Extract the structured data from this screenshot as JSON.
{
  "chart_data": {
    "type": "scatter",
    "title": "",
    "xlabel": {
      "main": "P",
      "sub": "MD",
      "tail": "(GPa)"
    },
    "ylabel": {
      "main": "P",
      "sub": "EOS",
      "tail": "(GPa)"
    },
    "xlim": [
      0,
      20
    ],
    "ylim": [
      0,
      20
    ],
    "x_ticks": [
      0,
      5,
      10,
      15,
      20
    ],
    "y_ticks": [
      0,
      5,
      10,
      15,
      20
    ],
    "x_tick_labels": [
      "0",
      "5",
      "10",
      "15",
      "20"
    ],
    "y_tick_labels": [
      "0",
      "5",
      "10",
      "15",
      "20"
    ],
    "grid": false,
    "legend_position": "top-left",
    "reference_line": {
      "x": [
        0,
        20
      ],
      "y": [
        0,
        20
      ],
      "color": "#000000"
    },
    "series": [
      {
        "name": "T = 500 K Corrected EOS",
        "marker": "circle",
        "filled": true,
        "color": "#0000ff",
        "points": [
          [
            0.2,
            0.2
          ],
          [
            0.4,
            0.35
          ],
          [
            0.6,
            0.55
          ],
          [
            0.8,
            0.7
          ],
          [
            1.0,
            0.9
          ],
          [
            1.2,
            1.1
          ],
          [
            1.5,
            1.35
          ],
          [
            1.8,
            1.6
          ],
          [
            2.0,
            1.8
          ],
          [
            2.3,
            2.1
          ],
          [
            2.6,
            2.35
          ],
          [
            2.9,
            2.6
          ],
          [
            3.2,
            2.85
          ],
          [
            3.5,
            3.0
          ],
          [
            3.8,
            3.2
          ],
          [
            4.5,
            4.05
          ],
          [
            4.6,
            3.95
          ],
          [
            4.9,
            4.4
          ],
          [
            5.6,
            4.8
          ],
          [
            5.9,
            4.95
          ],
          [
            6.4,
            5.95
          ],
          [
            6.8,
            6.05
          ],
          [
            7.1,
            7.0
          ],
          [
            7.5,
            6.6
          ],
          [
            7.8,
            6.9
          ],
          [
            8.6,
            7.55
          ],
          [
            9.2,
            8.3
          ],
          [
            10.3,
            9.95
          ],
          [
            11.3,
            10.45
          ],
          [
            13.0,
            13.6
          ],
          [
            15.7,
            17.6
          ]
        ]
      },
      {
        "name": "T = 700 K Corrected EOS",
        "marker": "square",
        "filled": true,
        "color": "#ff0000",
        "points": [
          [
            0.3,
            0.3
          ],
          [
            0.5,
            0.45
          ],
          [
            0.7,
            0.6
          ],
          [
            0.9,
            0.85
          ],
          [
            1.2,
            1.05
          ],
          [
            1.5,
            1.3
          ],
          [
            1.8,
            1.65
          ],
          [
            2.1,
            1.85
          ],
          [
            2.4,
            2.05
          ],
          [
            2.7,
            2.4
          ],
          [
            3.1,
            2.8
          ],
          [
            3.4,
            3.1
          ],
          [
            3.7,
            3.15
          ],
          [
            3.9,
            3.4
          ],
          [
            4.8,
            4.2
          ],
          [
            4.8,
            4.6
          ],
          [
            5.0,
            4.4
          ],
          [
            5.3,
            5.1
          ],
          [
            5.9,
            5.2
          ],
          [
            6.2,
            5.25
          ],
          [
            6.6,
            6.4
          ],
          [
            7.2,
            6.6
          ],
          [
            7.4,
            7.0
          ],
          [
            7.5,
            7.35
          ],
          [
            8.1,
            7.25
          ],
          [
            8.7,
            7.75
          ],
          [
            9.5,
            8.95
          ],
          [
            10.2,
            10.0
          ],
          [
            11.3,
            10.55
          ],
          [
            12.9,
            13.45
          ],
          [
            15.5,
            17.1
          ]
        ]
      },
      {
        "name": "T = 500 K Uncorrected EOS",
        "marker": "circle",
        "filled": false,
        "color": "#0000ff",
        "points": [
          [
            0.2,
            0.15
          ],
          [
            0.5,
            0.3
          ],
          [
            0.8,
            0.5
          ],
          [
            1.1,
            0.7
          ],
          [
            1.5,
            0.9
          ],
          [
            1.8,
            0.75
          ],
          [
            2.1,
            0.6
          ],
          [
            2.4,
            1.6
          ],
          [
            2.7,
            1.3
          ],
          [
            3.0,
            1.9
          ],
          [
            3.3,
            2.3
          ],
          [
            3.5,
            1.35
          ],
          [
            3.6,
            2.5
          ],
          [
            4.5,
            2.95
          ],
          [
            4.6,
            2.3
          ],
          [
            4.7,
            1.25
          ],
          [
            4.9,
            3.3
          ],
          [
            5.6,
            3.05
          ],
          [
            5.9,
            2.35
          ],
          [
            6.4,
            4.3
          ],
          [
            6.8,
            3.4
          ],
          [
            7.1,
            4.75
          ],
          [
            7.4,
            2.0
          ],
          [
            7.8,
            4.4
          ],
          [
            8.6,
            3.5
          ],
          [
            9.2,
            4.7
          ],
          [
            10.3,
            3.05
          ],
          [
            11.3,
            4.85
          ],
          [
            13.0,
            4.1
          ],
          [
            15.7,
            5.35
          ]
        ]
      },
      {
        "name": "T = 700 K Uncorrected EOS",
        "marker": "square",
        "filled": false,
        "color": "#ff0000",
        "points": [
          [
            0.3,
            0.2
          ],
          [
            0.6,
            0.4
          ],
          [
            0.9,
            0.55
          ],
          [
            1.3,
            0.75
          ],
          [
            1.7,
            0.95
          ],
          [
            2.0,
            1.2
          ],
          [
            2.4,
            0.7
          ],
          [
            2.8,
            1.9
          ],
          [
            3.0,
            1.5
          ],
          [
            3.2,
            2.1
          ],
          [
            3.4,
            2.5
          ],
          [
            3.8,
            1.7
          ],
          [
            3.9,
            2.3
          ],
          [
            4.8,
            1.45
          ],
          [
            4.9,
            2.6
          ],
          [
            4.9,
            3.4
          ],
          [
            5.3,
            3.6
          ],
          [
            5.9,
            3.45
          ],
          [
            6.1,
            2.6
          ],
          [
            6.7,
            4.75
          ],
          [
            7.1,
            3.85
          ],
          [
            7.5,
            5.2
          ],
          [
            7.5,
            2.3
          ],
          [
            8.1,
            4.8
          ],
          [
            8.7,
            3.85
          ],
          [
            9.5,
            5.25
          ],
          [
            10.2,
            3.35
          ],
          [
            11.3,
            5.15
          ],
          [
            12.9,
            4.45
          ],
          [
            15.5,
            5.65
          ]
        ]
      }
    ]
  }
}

▸ **Requirements**
Pick out the lines that contain "Uncorrected" and copy them.

▸ **Output of the exercise**
        "name": "T = 500 K Uncorrected EOS",
        "name": "T = 700 K Uncorrected EOS",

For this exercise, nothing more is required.